From the records below, give the number of lines that contain the string "mengajak", without any other text.

## [Data excerpts]
■ ■ ■ ■

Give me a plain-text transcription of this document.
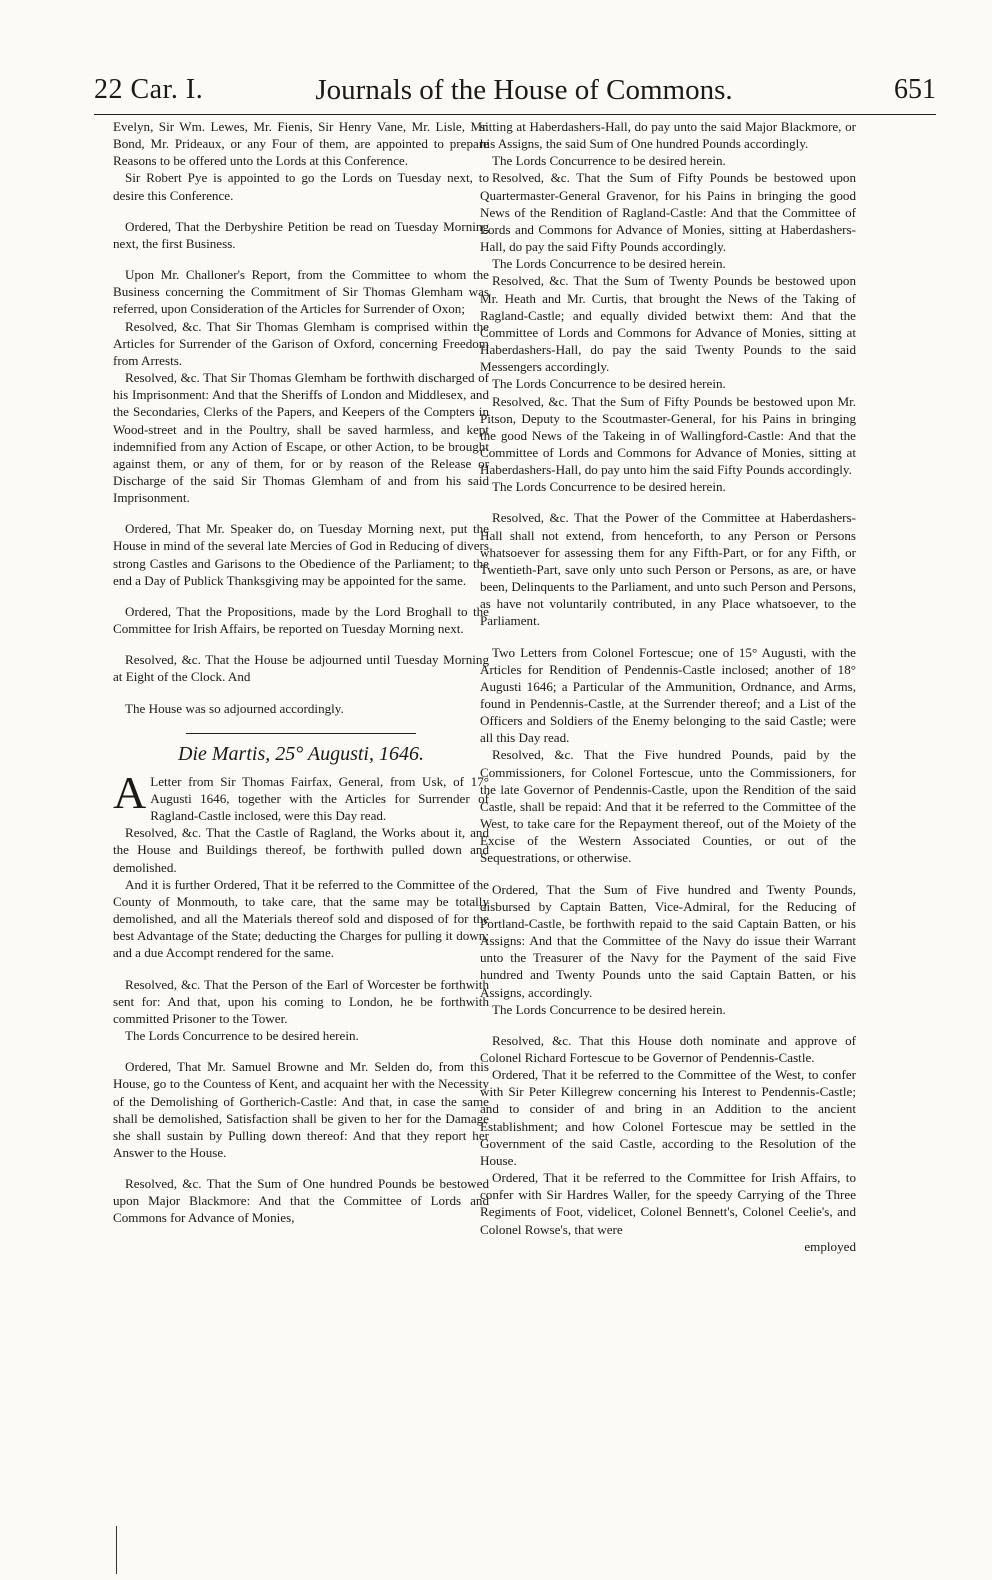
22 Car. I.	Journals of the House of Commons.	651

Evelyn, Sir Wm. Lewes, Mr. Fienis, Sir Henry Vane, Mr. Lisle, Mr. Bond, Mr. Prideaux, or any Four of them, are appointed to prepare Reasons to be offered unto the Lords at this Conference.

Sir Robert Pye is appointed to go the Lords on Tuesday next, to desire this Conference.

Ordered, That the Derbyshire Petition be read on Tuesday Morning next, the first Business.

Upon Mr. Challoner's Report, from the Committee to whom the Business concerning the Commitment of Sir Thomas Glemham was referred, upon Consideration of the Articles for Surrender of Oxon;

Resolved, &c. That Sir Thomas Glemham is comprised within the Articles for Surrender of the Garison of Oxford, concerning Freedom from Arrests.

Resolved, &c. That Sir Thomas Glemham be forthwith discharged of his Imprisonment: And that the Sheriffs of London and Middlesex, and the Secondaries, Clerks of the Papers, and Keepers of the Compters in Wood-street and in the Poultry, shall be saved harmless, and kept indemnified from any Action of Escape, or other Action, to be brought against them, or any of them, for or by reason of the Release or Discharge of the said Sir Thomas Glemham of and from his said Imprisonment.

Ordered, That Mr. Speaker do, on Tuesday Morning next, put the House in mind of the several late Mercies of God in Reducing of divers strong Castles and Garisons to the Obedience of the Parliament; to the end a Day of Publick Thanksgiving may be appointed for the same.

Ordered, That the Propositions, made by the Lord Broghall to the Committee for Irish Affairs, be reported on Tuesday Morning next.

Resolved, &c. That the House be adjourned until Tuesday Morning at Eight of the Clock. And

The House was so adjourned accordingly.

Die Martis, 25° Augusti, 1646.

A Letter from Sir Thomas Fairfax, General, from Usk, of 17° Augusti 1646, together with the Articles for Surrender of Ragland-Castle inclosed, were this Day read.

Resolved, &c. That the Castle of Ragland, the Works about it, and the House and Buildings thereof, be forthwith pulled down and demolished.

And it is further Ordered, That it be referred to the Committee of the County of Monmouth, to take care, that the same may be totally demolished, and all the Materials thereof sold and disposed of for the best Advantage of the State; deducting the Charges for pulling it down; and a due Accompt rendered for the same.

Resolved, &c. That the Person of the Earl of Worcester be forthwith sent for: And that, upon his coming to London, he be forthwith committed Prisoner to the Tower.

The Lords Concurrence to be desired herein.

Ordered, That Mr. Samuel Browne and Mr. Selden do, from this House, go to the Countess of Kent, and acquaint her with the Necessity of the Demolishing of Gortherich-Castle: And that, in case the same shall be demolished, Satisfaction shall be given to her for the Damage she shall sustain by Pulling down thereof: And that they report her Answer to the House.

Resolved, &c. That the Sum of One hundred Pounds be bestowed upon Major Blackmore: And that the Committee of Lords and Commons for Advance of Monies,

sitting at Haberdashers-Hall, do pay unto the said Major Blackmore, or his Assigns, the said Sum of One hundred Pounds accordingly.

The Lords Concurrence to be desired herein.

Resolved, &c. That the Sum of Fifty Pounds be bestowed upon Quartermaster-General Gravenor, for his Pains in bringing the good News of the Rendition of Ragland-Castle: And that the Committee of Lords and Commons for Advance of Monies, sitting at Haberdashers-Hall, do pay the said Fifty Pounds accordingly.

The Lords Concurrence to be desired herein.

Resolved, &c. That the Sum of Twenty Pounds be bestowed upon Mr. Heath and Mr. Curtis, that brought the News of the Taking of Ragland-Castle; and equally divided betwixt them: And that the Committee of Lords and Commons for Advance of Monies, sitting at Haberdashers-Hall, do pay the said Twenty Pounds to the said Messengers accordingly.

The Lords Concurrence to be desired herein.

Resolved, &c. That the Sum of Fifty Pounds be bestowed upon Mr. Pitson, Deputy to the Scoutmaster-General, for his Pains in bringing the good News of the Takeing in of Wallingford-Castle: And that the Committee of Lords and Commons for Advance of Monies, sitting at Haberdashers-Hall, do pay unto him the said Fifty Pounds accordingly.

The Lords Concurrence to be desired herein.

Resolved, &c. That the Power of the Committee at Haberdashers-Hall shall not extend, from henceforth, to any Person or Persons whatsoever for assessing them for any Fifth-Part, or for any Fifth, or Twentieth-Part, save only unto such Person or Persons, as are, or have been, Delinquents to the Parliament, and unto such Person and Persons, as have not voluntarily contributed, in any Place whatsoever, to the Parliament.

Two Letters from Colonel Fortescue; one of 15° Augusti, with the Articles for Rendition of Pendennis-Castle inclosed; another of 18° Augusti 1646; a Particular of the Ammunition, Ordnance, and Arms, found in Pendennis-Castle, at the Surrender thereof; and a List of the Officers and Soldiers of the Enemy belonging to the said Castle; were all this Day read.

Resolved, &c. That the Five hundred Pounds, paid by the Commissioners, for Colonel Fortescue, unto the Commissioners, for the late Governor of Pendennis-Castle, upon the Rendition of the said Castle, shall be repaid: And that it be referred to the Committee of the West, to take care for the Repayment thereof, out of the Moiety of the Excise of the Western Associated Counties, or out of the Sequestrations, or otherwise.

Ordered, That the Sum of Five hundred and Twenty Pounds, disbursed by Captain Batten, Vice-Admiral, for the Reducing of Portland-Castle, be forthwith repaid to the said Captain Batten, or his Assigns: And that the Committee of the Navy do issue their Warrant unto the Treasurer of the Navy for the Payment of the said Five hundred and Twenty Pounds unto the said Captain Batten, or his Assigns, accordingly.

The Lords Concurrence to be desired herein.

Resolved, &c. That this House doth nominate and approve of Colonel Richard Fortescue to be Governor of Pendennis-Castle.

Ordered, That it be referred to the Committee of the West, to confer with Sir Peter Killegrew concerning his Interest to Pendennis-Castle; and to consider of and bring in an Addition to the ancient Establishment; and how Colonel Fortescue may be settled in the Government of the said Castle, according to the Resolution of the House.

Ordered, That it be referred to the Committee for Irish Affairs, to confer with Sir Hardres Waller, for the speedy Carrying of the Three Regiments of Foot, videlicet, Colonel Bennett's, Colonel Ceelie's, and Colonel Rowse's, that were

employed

■ ■ ■ ■

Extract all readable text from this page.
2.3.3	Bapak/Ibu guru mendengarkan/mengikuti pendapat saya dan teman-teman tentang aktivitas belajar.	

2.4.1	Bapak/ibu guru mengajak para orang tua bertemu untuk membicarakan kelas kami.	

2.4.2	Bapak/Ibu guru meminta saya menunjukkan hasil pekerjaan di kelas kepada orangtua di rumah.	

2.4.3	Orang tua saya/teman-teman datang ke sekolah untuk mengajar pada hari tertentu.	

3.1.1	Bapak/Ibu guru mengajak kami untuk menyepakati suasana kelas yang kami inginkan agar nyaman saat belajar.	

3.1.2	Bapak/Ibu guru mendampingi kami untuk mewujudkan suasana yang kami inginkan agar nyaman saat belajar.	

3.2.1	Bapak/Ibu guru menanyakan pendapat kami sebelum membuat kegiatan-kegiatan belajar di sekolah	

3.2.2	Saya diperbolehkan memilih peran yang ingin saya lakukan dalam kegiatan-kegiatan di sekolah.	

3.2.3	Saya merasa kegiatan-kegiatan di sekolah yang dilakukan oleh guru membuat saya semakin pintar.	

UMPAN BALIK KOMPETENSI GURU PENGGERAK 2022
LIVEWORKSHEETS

■ ■ ■ ■

## [Correct answer]
2